* _Items_:
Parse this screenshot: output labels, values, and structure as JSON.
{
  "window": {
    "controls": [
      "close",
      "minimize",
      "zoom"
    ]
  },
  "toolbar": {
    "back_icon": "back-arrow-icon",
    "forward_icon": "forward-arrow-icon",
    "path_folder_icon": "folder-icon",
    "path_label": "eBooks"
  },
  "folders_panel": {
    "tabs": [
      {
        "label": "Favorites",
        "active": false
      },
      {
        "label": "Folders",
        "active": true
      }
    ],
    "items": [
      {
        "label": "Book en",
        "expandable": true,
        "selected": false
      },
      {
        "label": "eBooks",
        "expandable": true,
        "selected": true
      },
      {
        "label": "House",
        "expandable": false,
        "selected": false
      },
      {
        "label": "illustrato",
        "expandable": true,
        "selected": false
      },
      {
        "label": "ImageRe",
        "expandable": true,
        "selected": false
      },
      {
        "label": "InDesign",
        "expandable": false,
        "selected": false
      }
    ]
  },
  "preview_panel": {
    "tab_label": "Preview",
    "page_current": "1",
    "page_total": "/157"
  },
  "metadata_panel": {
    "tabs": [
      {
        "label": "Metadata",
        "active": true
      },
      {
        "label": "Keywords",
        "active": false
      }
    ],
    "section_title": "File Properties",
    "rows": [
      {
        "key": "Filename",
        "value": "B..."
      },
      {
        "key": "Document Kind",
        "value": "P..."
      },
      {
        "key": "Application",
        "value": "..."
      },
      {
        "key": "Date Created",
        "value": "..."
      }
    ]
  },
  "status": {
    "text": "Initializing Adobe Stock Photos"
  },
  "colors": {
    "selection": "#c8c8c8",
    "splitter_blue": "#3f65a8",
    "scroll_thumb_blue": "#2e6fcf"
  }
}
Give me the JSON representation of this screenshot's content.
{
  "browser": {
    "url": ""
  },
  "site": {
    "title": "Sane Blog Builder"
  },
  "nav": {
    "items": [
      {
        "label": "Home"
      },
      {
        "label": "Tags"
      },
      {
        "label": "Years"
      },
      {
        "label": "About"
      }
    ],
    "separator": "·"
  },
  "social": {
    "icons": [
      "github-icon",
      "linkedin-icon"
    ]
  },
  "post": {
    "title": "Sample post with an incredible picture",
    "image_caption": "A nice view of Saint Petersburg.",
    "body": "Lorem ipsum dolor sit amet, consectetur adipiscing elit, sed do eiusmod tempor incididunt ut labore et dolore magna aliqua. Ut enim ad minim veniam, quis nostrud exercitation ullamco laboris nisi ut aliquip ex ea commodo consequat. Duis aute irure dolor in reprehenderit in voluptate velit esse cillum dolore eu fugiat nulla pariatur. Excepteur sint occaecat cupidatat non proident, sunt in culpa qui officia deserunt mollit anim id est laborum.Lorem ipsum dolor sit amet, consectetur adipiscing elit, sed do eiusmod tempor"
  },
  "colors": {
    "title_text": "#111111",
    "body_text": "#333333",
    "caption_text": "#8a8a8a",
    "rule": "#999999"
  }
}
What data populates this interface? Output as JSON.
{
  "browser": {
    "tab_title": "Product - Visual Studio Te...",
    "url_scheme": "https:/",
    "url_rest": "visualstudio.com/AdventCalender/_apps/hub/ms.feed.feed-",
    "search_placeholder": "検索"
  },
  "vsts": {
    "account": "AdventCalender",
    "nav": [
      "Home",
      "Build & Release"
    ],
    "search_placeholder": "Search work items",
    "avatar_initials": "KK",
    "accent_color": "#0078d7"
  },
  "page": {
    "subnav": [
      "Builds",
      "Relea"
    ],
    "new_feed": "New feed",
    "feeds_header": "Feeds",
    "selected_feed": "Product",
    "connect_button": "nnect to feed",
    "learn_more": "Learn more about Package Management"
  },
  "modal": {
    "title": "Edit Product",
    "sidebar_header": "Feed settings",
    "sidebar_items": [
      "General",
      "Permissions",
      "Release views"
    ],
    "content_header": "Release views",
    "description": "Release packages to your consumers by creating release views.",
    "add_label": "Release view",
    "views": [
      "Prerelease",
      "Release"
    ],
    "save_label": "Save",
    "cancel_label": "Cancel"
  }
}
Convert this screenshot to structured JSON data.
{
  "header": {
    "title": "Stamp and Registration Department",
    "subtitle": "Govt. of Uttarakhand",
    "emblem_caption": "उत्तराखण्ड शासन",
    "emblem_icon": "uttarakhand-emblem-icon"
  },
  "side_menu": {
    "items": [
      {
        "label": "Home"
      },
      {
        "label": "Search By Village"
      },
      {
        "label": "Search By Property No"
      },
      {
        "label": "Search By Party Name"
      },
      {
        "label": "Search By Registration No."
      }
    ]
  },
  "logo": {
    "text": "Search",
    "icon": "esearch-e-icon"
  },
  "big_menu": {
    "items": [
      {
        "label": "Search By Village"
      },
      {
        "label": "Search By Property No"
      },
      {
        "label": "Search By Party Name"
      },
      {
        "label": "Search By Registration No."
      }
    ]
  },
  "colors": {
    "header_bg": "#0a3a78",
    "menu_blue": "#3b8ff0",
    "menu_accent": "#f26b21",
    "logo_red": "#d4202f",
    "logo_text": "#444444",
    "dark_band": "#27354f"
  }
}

* _Task prompt_: Reproduce the full listing exactly.

* _Full answer_:
Parse this screenshot: output labels, values, and structure as JSON.
{
  "window": {
    "controls": [
      "close",
      "minimize",
      "zoom"
    ]
  },
  "toolbar": {
    "back_icon": "back-arrow-icon",
    "forward_icon": "forward-arrow-icon",
    "path_folder_icon": "folder-icon",
    "path_label": "eBooks"
  },
  "folders_panel": {
    "tabs": [
      {
        "label": "Favorites",
        "active": false
      },
      {
        "label": "Folders",
        "active": true
      }
    ],
    "items": [
      {
        "label": "Book en",
        "expandable": true,
        "selected": false
      },
      {
        "label": "eBooks",
        "expandable": true,
        "selected": true
      },
      {
        "label": "House",
        "expandable": false,
        "selected": false
      },
      {
        "label": "illustrato",
        "expandable": true,
        "selected": false
      },
      {
        "label": "ImageRe",
        "expandable": true,
        "selected": false
      },
      {
        "label": "InDesign",
        "expandable": false,
        "selected": false
      }
    ]
  },
  "preview_panel": {
    "tab_label": "Preview",
    "page_current": "1",
    "page_total": "/157"
  },
  "metadata_panel": {
    "tabs": [
      {
        "label": "Metadata",
        "active": true
      },
      {
        "label": "Keywords",
        "active": false
      }
    ],
    "section_title": "File Properties",
    "rows": [
      {
        "key": "Filename",
        "value": "B..."
      },
      {
        "key": "Document Kind",
        "value": "P..."
      },
      {
        "key": "Application",
        "value": "..."
      },
      {
        "key": "Date Created",
        "value": "..."
      }
    ]
  },
  "status": {
    "text": "Initializing Adobe Stock Photos"
  },
  "colors": {
    "selection": "#c8c8c8",
    "splitter_blue": "#3f65a8",
    "scroll_thumb_blue": "#2e6fcf"
  }
}
Give me the JSON representation of this screenshot's content.
{
  "browser": {
    "url": ""
  },
  "site": {
    "title": "Sane Blog Builder"
  },
  "nav": {
    "items": [
      {
        "label": "Home"
      },
      {
        "label": "Tags"
      },
      {
        "label": "Years"
      },
      {
        "label": "About"
      }
    ],
    "separator": "·"
  },
  "social": {
    "icons": [
      "github-icon",
      "linkedin-icon"
    ]
  },
  "post": {
    "title": "Sample post with an incredible picture",
    "image_caption": "A nice view of Saint Petersburg.",
    "body": "Lorem ipsum dolor sit amet, consectetur adipiscing elit, sed do eiusmod tempor incididunt ut labore et dolore magna aliqua. Ut enim ad minim veniam, quis nostrud exercitation ullamco laboris nisi ut aliquip ex ea commodo consequat. Duis aute irure dolor in reprehenderit in voluptate velit esse cillum dolore eu fugiat nulla pariatur. Excepteur sint occaecat cupidatat non proident, sunt in culpa qui officia deserunt mollit anim id est laborum.Lorem ipsum dolor sit amet, consectetur adipiscing elit, sed do eiusmod tempor"
  },
  "colors": {
    "title_text": "#111111",
    "body_text": "#333333",
    "caption_text": "#8a8a8a",
    "rule": "#999999"
  }
}
What data populates this interface? Output as JSON.
{
  "browser": {
    "tab_title": "Product - Visual Studio Te...",
    "url_scheme": "https:/",
    "url_rest": "visualstudio.com/AdventCalender/_apps/hub/ms.feed.feed-",
    "search_placeholder": "検索"
  },
  "vsts": {
    "account": "AdventCalender",
    "nav": [
      "Home",
      "Build & Release"
    ],
    "search_placeholder": "Search work items",
    "avatar_initials": "KK",
    "accent_color": "#0078d7"
  },
  "page": {
    "subnav": [
      "Builds",
      "Relea"
    ],
    "new_feed": "New feed",
    "feeds_header": "Feeds",
    "selected_feed": "Product",
    "connect_button": "nnect to feed",
    "learn_more": "Learn more about Package Management"
  },
  "modal": {
    "title": "Edit Product",
    "sidebar_header": "Feed settings",
    "sidebar_items": [
      "General",
      "Permissions",
      "Release views"
    ],
    "content_header": "Release views",
    "description": "Release packages to your consumers by creating release views.",
    "add_label": "Release view",
    "views": [
      "Prerelease",
      "Release"
    ],
    "save_label": "Save",
    "cancel_label": "Cancel"
  }
}
Convert this screenshot to structured JSON data.
{
  "header": {
    "title": "Stamp and Registration Department",
    "subtitle": "Govt. of Uttarakhand",
    "emblem_caption": "उत्तराखण्ड शासन",
    "emblem_icon": "uttarakhand-emblem-icon"
  },
  "side_menu": {
    "items": [
      {
        "label": "Home"
      },
      {
        "label": "Search By Village"
      },
      {
        "label": "Search By Property No"
      },
      {
        "label": "Search By Party Name"
      },
      {
        "label": "Search By Registration No."
      }
    ]
  },
  "logo": {
    "text": "Search",
    "icon": "esearch-e-icon"
  },
  "big_menu": {
    "items": [
      {
        "label": "Search By Village"
      },
      {
        "label": "Search By Property No"
      },
      {
        "label": "Search By Party Name"
      },
      {
        "label": "Search By Registration No."
      }
    ]
  },
  "colors": {
    "header_bg": "#0a3a78",
    "menu_blue": "#3b8ff0",
    "menu_accent": "#f26b21",
    "logo_red": "#d4202f",
    "logo_text": "#444444",
    "dark_band": "#27354f"
  }
}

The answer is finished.